#### CHALLENGE
From the listing that follows, extract every line and set it down unaltered.

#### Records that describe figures
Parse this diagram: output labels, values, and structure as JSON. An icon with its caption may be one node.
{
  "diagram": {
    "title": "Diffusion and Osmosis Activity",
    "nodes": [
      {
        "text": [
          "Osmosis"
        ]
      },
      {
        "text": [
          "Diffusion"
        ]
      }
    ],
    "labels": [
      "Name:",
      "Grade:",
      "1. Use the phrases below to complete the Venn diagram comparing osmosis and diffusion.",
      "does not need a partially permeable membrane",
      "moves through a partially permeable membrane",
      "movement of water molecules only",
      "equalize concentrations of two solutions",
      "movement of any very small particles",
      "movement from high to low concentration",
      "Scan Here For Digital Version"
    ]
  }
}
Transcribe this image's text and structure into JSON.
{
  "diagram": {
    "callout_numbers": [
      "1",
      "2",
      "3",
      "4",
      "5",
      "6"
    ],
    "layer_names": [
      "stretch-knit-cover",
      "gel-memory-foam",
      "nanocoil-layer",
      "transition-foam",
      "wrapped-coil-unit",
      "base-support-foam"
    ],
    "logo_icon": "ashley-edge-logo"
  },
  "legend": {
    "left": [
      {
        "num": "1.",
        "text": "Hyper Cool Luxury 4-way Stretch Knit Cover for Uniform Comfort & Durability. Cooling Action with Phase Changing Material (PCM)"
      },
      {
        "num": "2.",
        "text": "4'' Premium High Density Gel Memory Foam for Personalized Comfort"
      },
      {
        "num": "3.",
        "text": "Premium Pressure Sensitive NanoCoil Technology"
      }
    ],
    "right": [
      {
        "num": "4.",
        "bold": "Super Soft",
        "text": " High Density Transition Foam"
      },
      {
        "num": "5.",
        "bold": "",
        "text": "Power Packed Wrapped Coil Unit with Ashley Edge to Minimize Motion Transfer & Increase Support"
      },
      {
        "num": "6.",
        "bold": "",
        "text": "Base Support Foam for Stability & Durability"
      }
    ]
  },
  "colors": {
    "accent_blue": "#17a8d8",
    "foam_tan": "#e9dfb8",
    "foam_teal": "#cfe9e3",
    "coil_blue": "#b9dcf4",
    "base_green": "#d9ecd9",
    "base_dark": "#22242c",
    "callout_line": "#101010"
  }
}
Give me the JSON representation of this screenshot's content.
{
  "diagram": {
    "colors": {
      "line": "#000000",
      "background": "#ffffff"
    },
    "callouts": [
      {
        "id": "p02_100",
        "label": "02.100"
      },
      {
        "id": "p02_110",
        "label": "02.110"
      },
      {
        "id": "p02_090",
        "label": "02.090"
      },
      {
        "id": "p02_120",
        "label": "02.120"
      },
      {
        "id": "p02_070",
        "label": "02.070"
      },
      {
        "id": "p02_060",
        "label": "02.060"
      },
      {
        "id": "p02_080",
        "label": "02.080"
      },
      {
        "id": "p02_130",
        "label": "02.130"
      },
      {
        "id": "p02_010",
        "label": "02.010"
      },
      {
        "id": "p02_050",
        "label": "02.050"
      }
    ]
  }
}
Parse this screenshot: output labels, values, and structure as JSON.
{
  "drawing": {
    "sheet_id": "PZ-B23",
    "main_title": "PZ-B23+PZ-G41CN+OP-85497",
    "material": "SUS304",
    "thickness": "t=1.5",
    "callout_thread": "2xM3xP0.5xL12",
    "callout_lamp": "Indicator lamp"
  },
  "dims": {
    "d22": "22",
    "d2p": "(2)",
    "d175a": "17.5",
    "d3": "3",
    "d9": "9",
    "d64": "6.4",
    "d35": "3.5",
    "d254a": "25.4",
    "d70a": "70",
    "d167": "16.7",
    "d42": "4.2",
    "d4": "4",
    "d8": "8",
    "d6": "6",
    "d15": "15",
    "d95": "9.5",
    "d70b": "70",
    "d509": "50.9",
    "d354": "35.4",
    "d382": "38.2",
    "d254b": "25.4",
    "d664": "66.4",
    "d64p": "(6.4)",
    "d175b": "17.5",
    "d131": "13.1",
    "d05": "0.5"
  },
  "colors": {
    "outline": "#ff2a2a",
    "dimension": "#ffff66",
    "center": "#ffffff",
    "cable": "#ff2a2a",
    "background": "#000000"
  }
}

#### RESULT OF THIS TASK
Parse this diagram: output labels, values, and structure as JSON. An icon with its caption may be one node.
{
  "diagram": {
    "title": "Diffusion and Osmosis Activity",
    "nodes": [
      {
        "text": [
          "Osmosis"
        ]
      },
      {
        "text": [
          "Diffusion"
        ]
      }
    ],
    "labels": [
      "Name:",
      "Grade:",
      "1. Use the phrases below to complete the Venn diagram comparing osmosis and diffusion.",
      "does not need a partially permeable membrane",
      "moves through a partially permeable membrane",
      "movement of water molecules only",
      "equalize concentrations of two solutions",
      "movement of any very small particles",
      "movement from high to low concentration",
      "Scan Here For Digital Version"
    ]
  }
}
Transcribe this image's text and structure into JSON.
{
  "diagram": {
    "callout_numbers": [
      "1",
      "2",
      "3",
      "4",
      "5",
      "6"
    ],
    "layer_names": [
      "stretch-knit-cover",
      "gel-memory-foam",
      "nanocoil-layer",
      "transition-foam",
      "wrapped-coil-unit",
      "base-support-foam"
    ],
    "logo_icon": "ashley-edge-logo"
  },
  "legend": {
    "left": [
      {
        "num": "1.",
        "text": "Hyper Cool Luxury 4-way Stretch Knit Cover for Uniform Comfort & Durability. Cooling Action with Phase Changing Material (PCM)"
      },
      {
        "num": "2.",
        "text": "4'' Premium High Density Gel Memory Foam for Personalized Comfort"
      },
      {
        "num": "3.",
        "text": "Premium Pressure Sensitive NanoCoil Technology"
      }
    ],
    "right": [
      {
        "num": "4.",
        "bold": "Super Soft",
        "text": " High Density Transition Foam"
      },
      {
        "num": "5.",
        "bold": "",
        "text": "Power Packed Wrapped Coil Unit with Ashley Edge to Minimize Motion Transfer & Increase Support"
      },
      {
        "num": "6.",
        "bold": "",
        "text": "Base Support Foam for Stability & Durability"
      }
    ]
  },
  "colors": {
    "accent_blue": "#17a8d8",
    "foam_tan": "#e9dfb8",
    "foam_teal": "#cfe9e3",
    "coil_blue": "#b9dcf4",
    "base_green": "#d9ecd9",
    "base_dark": "#22242c",
    "callout_line": "#101010"
  }
}
Give me the JSON representation of this screenshot's content.
{
  "diagram": {
    "colors": {
      "line": "#000000",
      "background": "#ffffff"
    },
    "callouts": [
      {
        "id": "p02_100",
        "label": "02.100"
      },
      {
        "id": "p02_110",
        "label": "02.110"
      },
      {
        "id": "p02_090",
        "label": "02.090"
      },
      {
        "id": "p02_120",
        "label": "02.120"
      },
      {
        "id": "p02_070",
        "label": "02.070"
      },
      {
        "id": "p02_060",
        "label": "02.060"
      },
      {
        "id": "p02_080",
        "label": "02.080"
      },
      {
        "id": "p02_130",
        "label": "02.130"
      },
      {
        "id": "p02_010",
        "label": "02.010"
      },
      {
        "id": "p02_050",
        "label": "02.050"
      }
    ]
  }
}
Parse this screenshot: output labels, values, and structure as JSON.
{
  "drawing": {
    "sheet_id": "PZ-B23",
    "main_title": "PZ-B23+PZ-G41CN+OP-85497",
    "material": "SUS304",
    "thickness": "t=1.5",
    "callout_thread": "2xM3xP0.5xL12",
    "callout_lamp": "Indicator lamp"
  },
  "dims": {
    "d22": "22",
    "d2p": "(2)",
    "d175a": "17.5",
    "d3": "3",
    "d9": "9",
    "d64": "6.4",
    "d35": "3.5",
    "d254a": "25.4",
    "d70a": "70",
    "d167": "16.7",
    "d42": "4.2",
    "d4": "4",
    "d8": "8",
    "d6": "6",
    "d15": "15",
    "d95": "9.5",
    "d70b": "70",
    "d509": "50.9",
    "d354": "35.4",
    "d382": "38.2",
    "d254b": "25.4",
    "d664": "66.4",
    "d64p": "(6.4)",
    "d175b": "17.5",
    "d131": "13.1",
    "d05": "0.5"
  },
  "colors": {
    "outline": "#ff2a2a",
    "dimension": "#ffff66",
    "center": "#ffffff",
    "cable": "#ff2a2a",
    "background": "#000000"
  }
}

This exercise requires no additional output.